§ **What the task requires**: Go through the lines below and copy each one that holds the string "موسیقی".

(Extracted data entries)

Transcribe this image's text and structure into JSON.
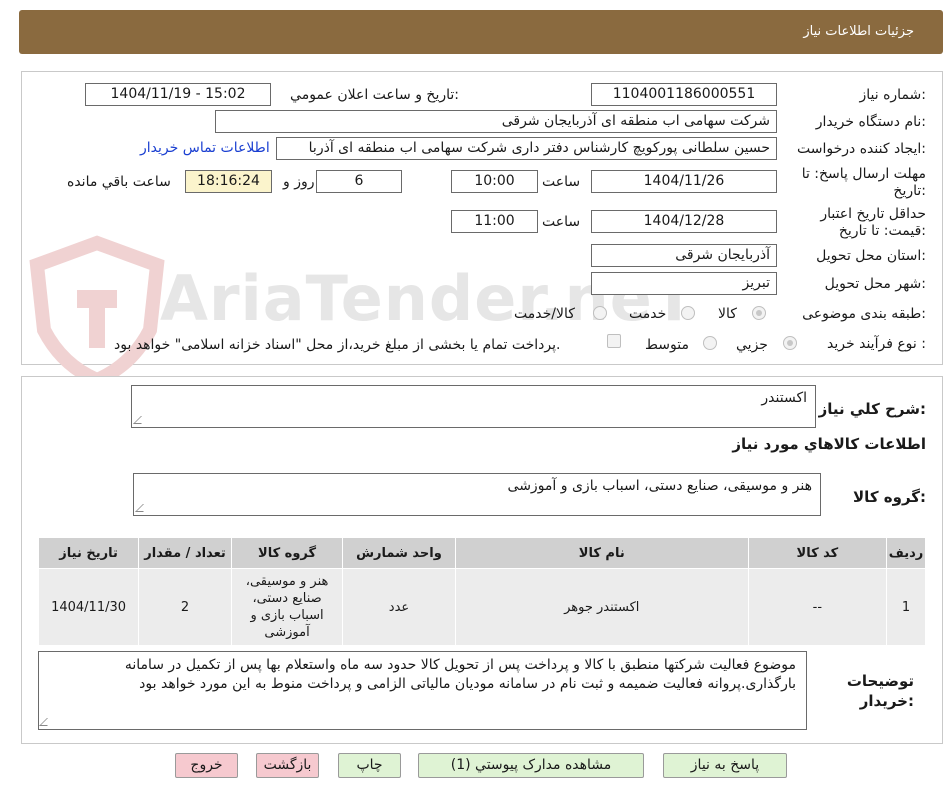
{
  "header": {
    "title": "جزئیات اطلاعات نیاز"
  },
  "watermark": {
    "text": "AriaTender.neT"
  },
  "need": {
    "need_number_label": "شماره نیاز:",
    "need_number": "1104001186000551",
    "announce_label": "تاریخ و ساعت اعلان عمومي:",
    "announce_value": "1404/11/19 - 15:02",
    "buyer_org_label": "نام دستگاه خريدار:",
    "buyer_org": "شرکت سهامی اب منطقه ای آذربایجان شرقی",
    "creator_label": "ايجاد کننده درخواست:",
    "creator": "حسین سلطانی پورکویچ کارشناس دفتر داری شرکت سهامی اب منطقه ای آذربا",
    "contact_link": "اطلاعات تماس خريدار",
    "deadline_label_1": "مهلت ارسال پاسخ: تا",
    "deadline_label_2": "تاريخ:",
    "deadline_date": "1404/11/26",
    "time_label": "ساعت",
    "deadline_time": "10:00",
    "days_value": "6",
    "days_label": "روز و",
    "remaining_time": "18:16:24",
    "remaining_label": "ساعت باقي مانده",
    "validity_label_1": "حداقل تاريخ اعتبار",
    "validity_label_2": "قيمت: تا تاريخ:",
    "validity_date": "1404/12/28",
    "validity_time_label": "ساعت",
    "validity_time": "11:00",
    "province_label": "استان محل تحويل:",
    "province": "آذربایجان شرقی",
    "city_label": "شهر محل تحويل:",
    "city": "تبریز",
    "category_label": "طبقه بندی موضوعی:",
    "category_options": [
      "کالا",
      "خدمت",
      "کالا/خدمت"
    ],
    "process_label": "نوع فرآيند خريد :",
    "process_options": [
      "جزيي",
      "متوسط"
    ],
    "process_note": "پرداخت تمام يا بخشی از مبلغ خريد،از محل \"اسناد خزانه اسلامی\" خواهد بود."
  },
  "description": {
    "general_label": "شرح کلي نياز:",
    "general_value": "اکستندر",
    "goods_info_title": "اطلاعات کالاهاي مورد نياز",
    "goods_group_label": "گروه کالا:",
    "goods_group_value": "هنر و موسیقی، صنایع دستی، اسباب بازی و آموزشی"
  },
  "table": {
    "headers": [
      "رديف",
      "کد کالا",
      "نام کالا",
      "واحد شمارش",
      "گروه کالا",
      "تعداد / مقدار",
      "تاريخ نياز"
    ],
    "rows": [
      {
        "row": "1",
        "code": "--",
        "name": "اکستندر جوهر",
        "unit": "عدد",
        "group": "هنر و موسیقی، صنایع دستی، اسباب بازی و آموزشی",
        "qty": "2",
        "date": "1404/11/30"
      }
    ]
  },
  "buyer_notes": {
    "label_1": "توضيحات",
    "label_2": "خريدار:",
    "text": "موضوع فعالیت شرکتها منطبق با کالا و پرداخت پس از تحویل کالا حدود سه  ماه واستعلام بها پس از تکمیل در سامانه بارگذاری.پروانه فعالیت ضمیمه و ثبت نام در سامانه مودیان مالیاتی الزامی و پرداخت منوط به این مورد خواهد بود"
  },
  "buttons": {
    "reply": "پاسخ به نياز",
    "attachments": "مشاهده مدارک پيوستي (1)",
    "print": "چاپ",
    "back": "بازگشت",
    "exit": "خروج"
  },
  "colors": {
    "header_bg": "#8a6a3f",
    "link": "#1a3fd1",
    "green_button": "#dff3d4",
    "pink_button": "#f6c9cf",
    "remaining_bg": "#fbf4cc"
  }
}
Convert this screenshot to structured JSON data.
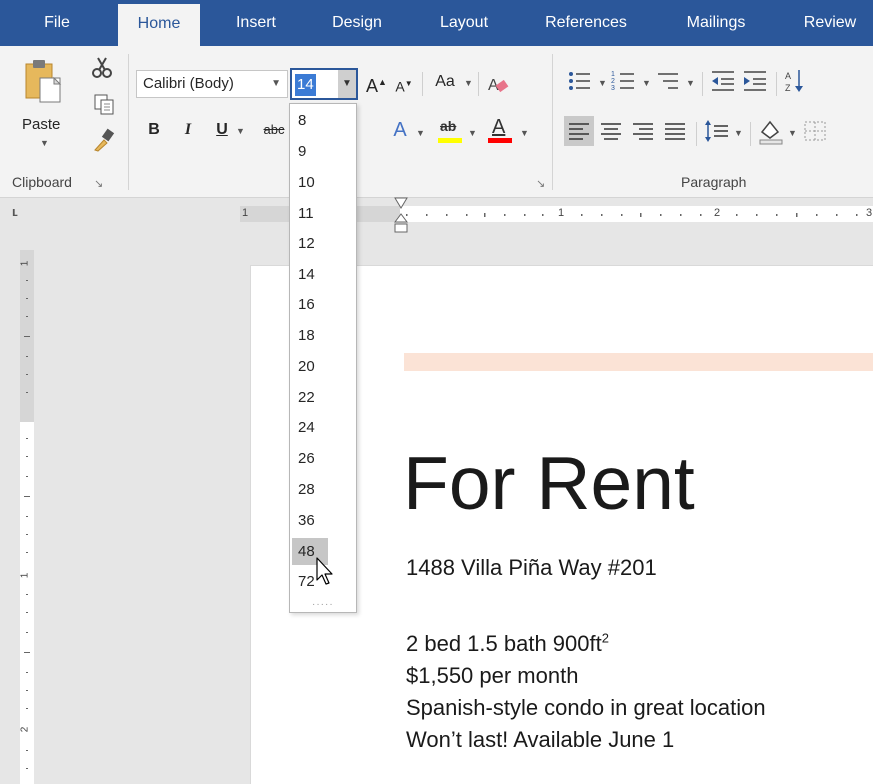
{
  "tabs": [
    {
      "label": "File",
      "active": false
    },
    {
      "label": "Home",
      "active": true
    },
    {
      "label": "Insert",
      "active": false
    },
    {
      "label": "Design",
      "active": false
    },
    {
      "label": "Layout",
      "active": false
    },
    {
      "label": "References",
      "active": false
    },
    {
      "label": "Mailings",
      "active": false
    },
    {
      "label": "Review",
      "active": false
    }
  ],
  "ribbon": {
    "paste_label": "Paste",
    "clipboard_label": "Clipboard",
    "paragraph_label": "Paragraph",
    "font_name": "Calibri (Body)",
    "font_size": "14",
    "bold": "B",
    "italic": "I",
    "underline": "U",
    "strike": "abc",
    "grow_font": "A",
    "shrink_font": "A",
    "change_case": "Aa",
    "text_effects": "A",
    "highlight": "ab",
    "font_color": "A"
  },
  "ruler": {
    "h_numbers": [
      "1",
      "1",
      "2",
      "3"
    ],
    "v_numbers": [
      "1",
      "1",
      "2"
    ]
  },
  "font_size_options": [
    "8",
    "9",
    "10",
    "11",
    "12",
    "14",
    "16",
    "18",
    "20",
    "22",
    "24",
    "26",
    "28",
    "36",
    "48",
    "72"
  ],
  "hovered_option": "48",
  "document": {
    "title": "For Rent",
    "address": "1488 Villa Piña Way #201",
    "details": "2 bed 1.5 bath 900ft",
    "details_sup": "2",
    "price": "$1,550 per month",
    "description": "Spanish-style condo in great location",
    "availability": "Won’t last! Available June 1"
  },
  "colors": {
    "tab_bar": "#2b579a",
    "ribbon": "#f3f3f3",
    "highlight_yellow": "#ffff00",
    "font_red": "#ff0000",
    "peach_bar": "#fbe3d6"
  }
}
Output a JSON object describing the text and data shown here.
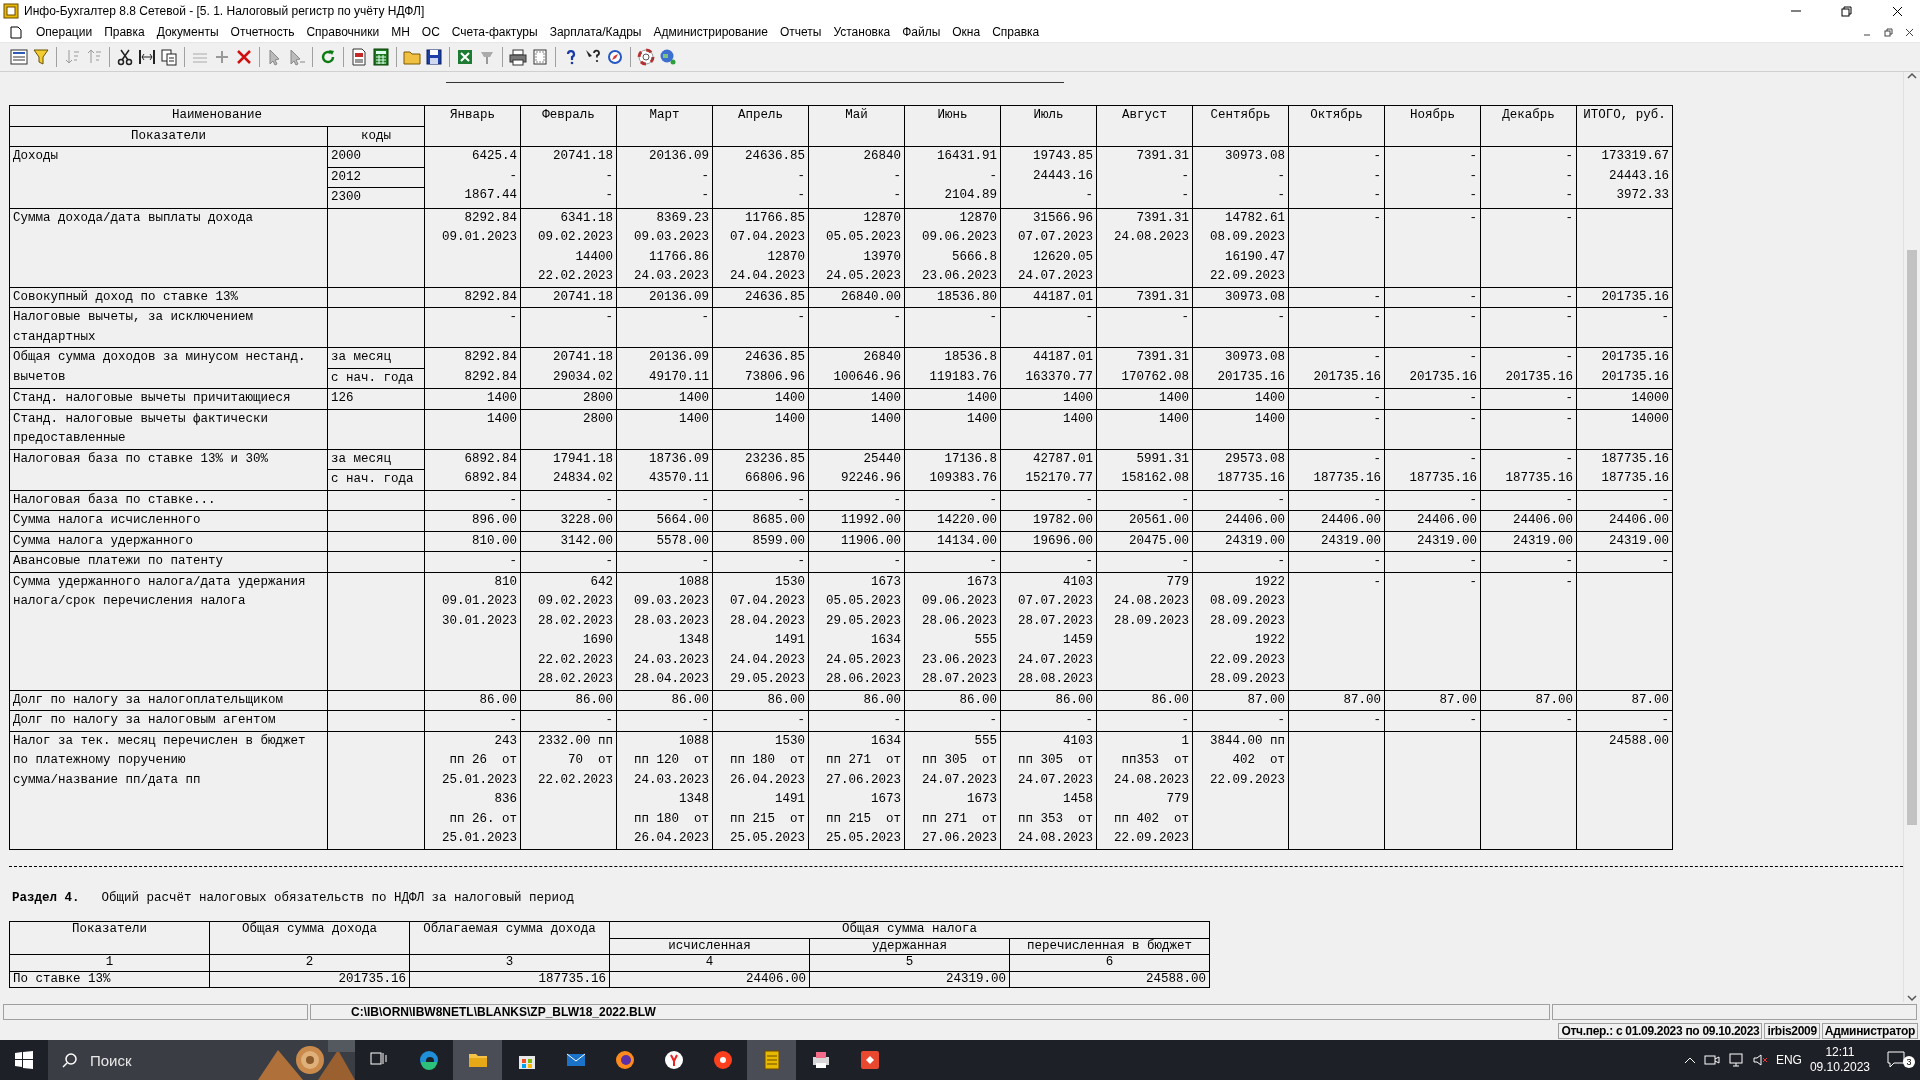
{
  "window": {
    "title": "Инфо-Бухгалтер 8.8 Сетевой - [5. 1. Налоговый регистр по учёту НДФЛ]"
  },
  "menu": [
    "Операции",
    "Правка",
    "Документы",
    "Отчетность",
    "Справочники",
    "МН",
    "ОС",
    "Счета-фактуры",
    "Зарплата/Кадры",
    "Администрирование",
    "Отчеты",
    "Установка",
    "Файлы",
    "Окна",
    "Справка"
  ],
  "report": {
    "header": {
      "name": "Наименование",
      "indicators": "Показатели",
      "codes": "коды",
      "columns": [
        "Январь",
        "Февраль",
        "Март",
        "Апрель",
        "Май",
        "Июнь",
        "Июль",
        "Август",
        "Сентябрь",
        "Октябрь",
        "Ноябрь",
        "Декабрь",
        "ИТОГО, руб."
      ]
    },
    "rows": [
      {
        "label": "Доходы",
        "codes": [
          "2000",
          "2012",
          "2300"
        ],
        "cells": [
          [
            "6425.4",
            "-",
            "1867.44"
          ],
          [
            "20741.18",
            "-",
            "-"
          ],
          [
            "20136.09",
            "-",
            "-"
          ],
          [
            "24636.85",
            "-",
            "-"
          ],
          [
            "26840",
            "-",
            "-"
          ],
          [
            "16431.91",
            "-",
            "2104.89"
          ],
          [
            "19743.85",
            "24443.16",
            "-"
          ],
          [
            "7391.31",
            "-",
            "-"
          ],
          [
            "30973.08",
            "-",
            "-"
          ],
          [
            "-",
            "-",
            "-"
          ],
          [
            "-",
            "-",
            "-"
          ],
          [
            "-",
            "-",
            "-"
          ],
          [
            "173319.67",
            "24443.16",
            "3972.33"
          ]
        ]
      },
      {
        "label": "Сумма дохода/дата выплаты дохода",
        "codes": [],
        "cells": [
          [
            "8292.84",
            "09.01.2023"
          ],
          [
            "6341.18",
            "09.02.2023",
            "14400",
            "22.02.2023"
          ],
          [
            "8369.23",
            "09.03.2023",
            "11766.86",
            "24.03.2023"
          ],
          [
            "11766.85",
            "07.04.2023",
            "12870",
            "24.04.2023"
          ],
          [
            "12870",
            "05.05.2023",
            "13970",
            "24.05.2023"
          ],
          [
            "12870",
            "09.06.2023",
            "5666.8",
            "23.06.2023"
          ],
          [
            "31566.96",
            "07.07.2023",
            "12620.05",
            "24.07.2023"
          ],
          [
            "7391.31",
            "24.08.2023"
          ],
          [
            "14782.61",
            "08.09.2023",
            "16190.47",
            "22.09.2023"
          ],
          [
            "-"
          ],
          [
            "-"
          ],
          [
            "-"
          ],
          null
        ]
      },
      {
        "label": "Совокупный доход по ставке 13%",
        "codes": [],
        "cells": [
          [
            "8292.84"
          ],
          [
            "20741.18"
          ],
          [
            "20136.09"
          ],
          [
            "24636.85"
          ],
          [
            "26840.00"
          ],
          [
            "18536.80"
          ],
          [
            "44187.01"
          ],
          [
            "7391.31"
          ],
          [
            "30973.08"
          ],
          [
            "-"
          ],
          [
            "-"
          ],
          [
            "-"
          ],
          [
            "201735.16"
          ]
        ]
      },
      {
        "label": "Налоговые вычеты, за исключением\nстандартных",
        "codes": [],
        "cells": [
          [
            "-"
          ],
          [
            "-"
          ],
          [
            "-"
          ],
          [
            "-"
          ],
          [
            "-"
          ],
          [
            "-"
          ],
          [
            "-"
          ],
          [
            "-"
          ],
          [
            "-"
          ],
          [
            "-"
          ],
          [
            "-"
          ],
          [
            "-"
          ],
          [
            "-"
          ]
        ]
      },
      {
        "label": "Общая сумма доходов за минусом нестанд.\nвычетов",
        "codes": [
          "за месяц",
          "с нач. года"
        ],
        "cells": [
          [
            "8292.84",
            "8292.84"
          ],
          [
            "20741.18",
            "29034.02"
          ],
          [
            "20136.09",
            "49170.11"
          ],
          [
            "24636.85",
            "73806.96"
          ],
          [
            "26840",
            "100646.96"
          ],
          [
            "18536.8",
            "119183.76"
          ],
          [
            "44187.01",
            "163370.77"
          ],
          [
            "7391.31",
            "170762.08"
          ],
          [
            "30973.08",
            "201735.16"
          ],
          [
            "-",
            "201735.16"
          ],
          [
            "-",
            "201735.16"
          ],
          [
            "-",
            "201735.16"
          ],
          [
            "201735.16",
            "201735.16"
          ]
        ]
      },
      {
        "label": "Станд. налоговые вычеты причитающиеся",
        "codes": [
          "126"
        ],
        "cells": [
          [
            "1400"
          ],
          [
            "2800"
          ],
          [
            "1400"
          ],
          [
            "1400"
          ],
          [
            "1400"
          ],
          [
            "1400"
          ],
          [
            "1400"
          ],
          [
            "1400"
          ],
          [
            "1400"
          ],
          [
            "-"
          ],
          [
            "-"
          ],
          [
            "-"
          ],
          [
            "14000"
          ]
        ]
      },
      {
        "label": "Станд. налоговые вычеты фактически\nпредоставленные",
        "codes": [],
        "cells": [
          [
            "1400"
          ],
          [
            "2800"
          ],
          [
            "1400"
          ],
          [
            "1400"
          ],
          [
            "1400"
          ],
          [
            "1400"
          ],
          [
            "1400"
          ],
          [
            "1400"
          ],
          [
            "1400"
          ],
          [
            "-"
          ],
          [
            "-"
          ],
          [
            "-"
          ],
          [
            "14000"
          ]
        ]
      },
      {
        "label": "Налоговая база по ставке 13% и 30%",
        "codes": [
          "за месяц",
          "с нач. года"
        ],
        "cells": [
          [
            "6892.84",
            "6892.84"
          ],
          [
            "17941.18",
            "24834.02"
          ],
          [
            "18736.09",
            "43570.11"
          ],
          [
            "23236.85",
            "66806.96"
          ],
          [
            "25440",
            "92246.96"
          ],
          [
            "17136.8",
            "109383.76"
          ],
          [
            "42787.01",
            "152170.77"
          ],
          [
            "5991.31",
            "158162.08"
          ],
          [
            "29573.08",
            "187735.16"
          ],
          [
            "-",
            "187735.16"
          ],
          [
            "-",
            "187735.16"
          ],
          [
            "-",
            "187735.16"
          ],
          [
            "187735.16",
            "187735.16"
          ]
        ]
      },
      {
        "label": "Налоговая база по ставке...",
        "codes": [],
        "cells": [
          [
            "-"
          ],
          [
            "-"
          ],
          [
            "-"
          ],
          [
            "-"
          ],
          [
            "-"
          ],
          [
            "-"
          ],
          [
            "-"
          ],
          [
            "-"
          ],
          [
            "-"
          ],
          [
            "-"
          ],
          [
            "-"
          ],
          [
            "-"
          ],
          [
            "-"
          ]
        ]
      },
      {
        "label": "Сумма налога исчисленного",
        "codes": [],
        "cells": [
          [
            "896.00"
          ],
          [
            "3228.00"
          ],
          [
            "5664.00"
          ],
          [
            "8685.00"
          ],
          [
            "11992.00"
          ],
          [
            "14220.00"
          ],
          [
            "19782.00"
          ],
          [
            "20561.00"
          ],
          [
            "24406.00"
          ],
          [
            "24406.00"
          ],
          [
            "24406.00"
          ],
          [
            "24406.00"
          ],
          [
            "24406.00"
          ]
        ]
      },
      {
        "label": "Сумма налога удержанного",
        "codes": [],
        "cells": [
          [
            "810.00"
          ],
          [
            "3142.00"
          ],
          [
            "5578.00"
          ],
          [
            "8599.00"
          ],
          [
            "11906.00"
          ],
          [
            "14134.00"
          ],
          [
            "19696.00"
          ],
          [
            "20475.00"
          ],
          [
            "24319.00"
          ],
          [
            "24319.00"
          ],
          [
            "24319.00"
          ],
          [
            "24319.00"
          ],
          [
            "24319.00"
          ]
        ]
      },
      {
        "label": "Авансовые платежи по патенту",
        "codes": [],
        "cells": [
          [
            "-"
          ],
          [
            "-"
          ],
          [
            "-"
          ],
          [
            "-"
          ],
          [
            "-"
          ],
          [
            "-"
          ],
          [
            "-"
          ],
          [
            "-"
          ],
          [
            "-"
          ],
          [
            "-"
          ],
          [
            "-"
          ],
          [
            "-"
          ],
          [
            "-"
          ]
        ]
      },
      {
        "label": "Сумма удержанного налога/дата удержания\nналога/срок перечисления налога",
        "codes": [],
        "cells": [
          [
            "810",
            "09.01.2023",
            "30.01.2023"
          ],
          [
            "642",
            "09.02.2023",
            "28.02.2023",
            "1690",
            "22.02.2023",
            "28.02.2023"
          ],
          [
            "1088",
            "09.03.2023",
            "28.03.2023",
            "1348",
            "24.03.2023",
            "28.04.2023"
          ],
          [
            "1530",
            "07.04.2023",
            "28.04.2023",
            "1491",
            "24.04.2023",
            "29.05.2023"
          ],
          [
            "1673",
            "05.05.2023",
            "29.05.2023",
            "1634",
            "24.05.2023",
            "28.06.2023"
          ],
          [
            "1673",
            "09.06.2023",
            "28.06.2023",
            "555",
            "23.06.2023",
            "28.07.2023"
          ],
          [
            "4103",
            "07.07.2023",
            "28.07.2023",
            "1459",
            "24.07.2023",
            "28.08.2023"
          ],
          [
            "779",
            "24.08.2023",
            "28.09.2023"
          ],
          [
            "1922",
            "08.09.2023",
            "28.09.2023",
            "1922",
            "22.09.2023",
            "28.09.2023"
          ],
          [
            "-"
          ],
          [
            "-"
          ],
          [
            "-"
          ],
          null
        ]
      },
      {
        "label": "Долг по налогу за налогоплательщиком",
        "codes": [],
        "cells": [
          [
            "86.00"
          ],
          [
            "86.00"
          ],
          [
            "86.00"
          ],
          [
            "86.00"
          ],
          [
            "86.00"
          ],
          [
            "86.00"
          ],
          [
            "86.00"
          ],
          [
            "86.00"
          ],
          [
            "87.00"
          ],
          [
            "87.00"
          ],
          [
            "87.00"
          ],
          [
            "87.00"
          ],
          [
            "87.00"
          ]
        ]
      },
      {
        "label": "Долг по налогу за налоговым агентом",
        "codes": [],
        "cells": [
          [
            "-"
          ],
          [
            "-"
          ],
          [
            "-"
          ],
          [
            "-"
          ],
          [
            "-"
          ],
          [
            "-"
          ],
          [
            "-"
          ],
          [
            "-"
          ],
          [
            "-"
          ],
          [
            "-"
          ],
          [
            "-"
          ],
          [
            "-"
          ],
          [
            "-"
          ]
        ]
      },
      {
        "label": "Налог за тек. месяц перечислен в бюджет\nпо платежному поручению\nсумма/название пп/дата пп",
        "codes": [],
        "cells": [
          [
            "243",
            "пп 26  от",
            "25.01.2023",
            "836",
            "пп 26. от",
            "25.01.2023"
          ],
          [
            "2332.00 пп",
            "70  от",
            "22.02.2023"
          ],
          [
            "1088",
            "пп 120  от",
            "24.03.2023",
            "1348",
            "пп 180  от",
            "26.04.2023"
          ],
          [
            "1530",
            "пп 180  от",
            "26.04.2023",
            "1491",
            "пп 215  от",
            "25.05.2023"
          ],
          [
            "1634",
            "пп 271  от",
            "27.06.2023",
            "1673",
            "пп 215  от",
            "25.05.2023"
          ],
          [
            "555",
            "пп 305  от",
            "24.07.2023",
            "1673",
            "пп 271  от",
            "27.06.2023"
          ],
          [
            "4103",
            "пп 305  от",
            "24.07.2023",
            "1458",
            "пп 353  от",
            "24.08.2023"
          ],
          [
            "1",
            "пп353  от",
            "24.08.2023",
            "779",
            "пп 402  от",
            "22.09.2023"
          ],
          [
            "3844.00 пп",
            "402  от",
            "22.09.2023"
          ],
          null,
          null,
          null,
          [
            "24588.00"
          ]
        ]
      }
    ]
  },
  "section4": {
    "number": "Раздел 4.",
    "title": "Общий расчёт налоговых обязательств по НДФЛ за налоговый период",
    "columns": [
      "Показатели",
      "Общая сумма дохода",
      "Облагаемая сумма дохода"
    ],
    "group": "Общая сумма налога",
    "group_columns": [
      "исчисленная",
      "удержанная",
      "перечисленная в бюджет"
    ],
    "numbers": [
      "1",
      "2",
      "3",
      "4",
      "5",
      "6"
    ],
    "rows": [
      [
        "По ставке 13%",
        "201735.16",
        "187735.16",
        "24406.00",
        "24319.00",
        "24588.00"
      ]
    ]
  },
  "path_bar": "C:\\IB\\ORN\\IBW8NETL\\BLANKS\\ZP_BLW18_2022.BLW",
  "status_bar": [
    "Отч.пер.: с 01.09.2023 по 09.10.2023",
    "irbis2009",
    "Администратор"
  ],
  "taskbar": {
    "search_placeholder": "Поиск",
    "language": "ENG",
    "time": "12:11",
    "date": "09.10.2023",
    "notifications": "3"
  }
}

§ **Output of the task**:
    "goods_group_value": "هنر و موسیقی، صنایع دستی، اسباب بازی و آموزشی"
        "group": "هنر و موسیقی، صنایع دستی، اسباب بازی و آموزشی",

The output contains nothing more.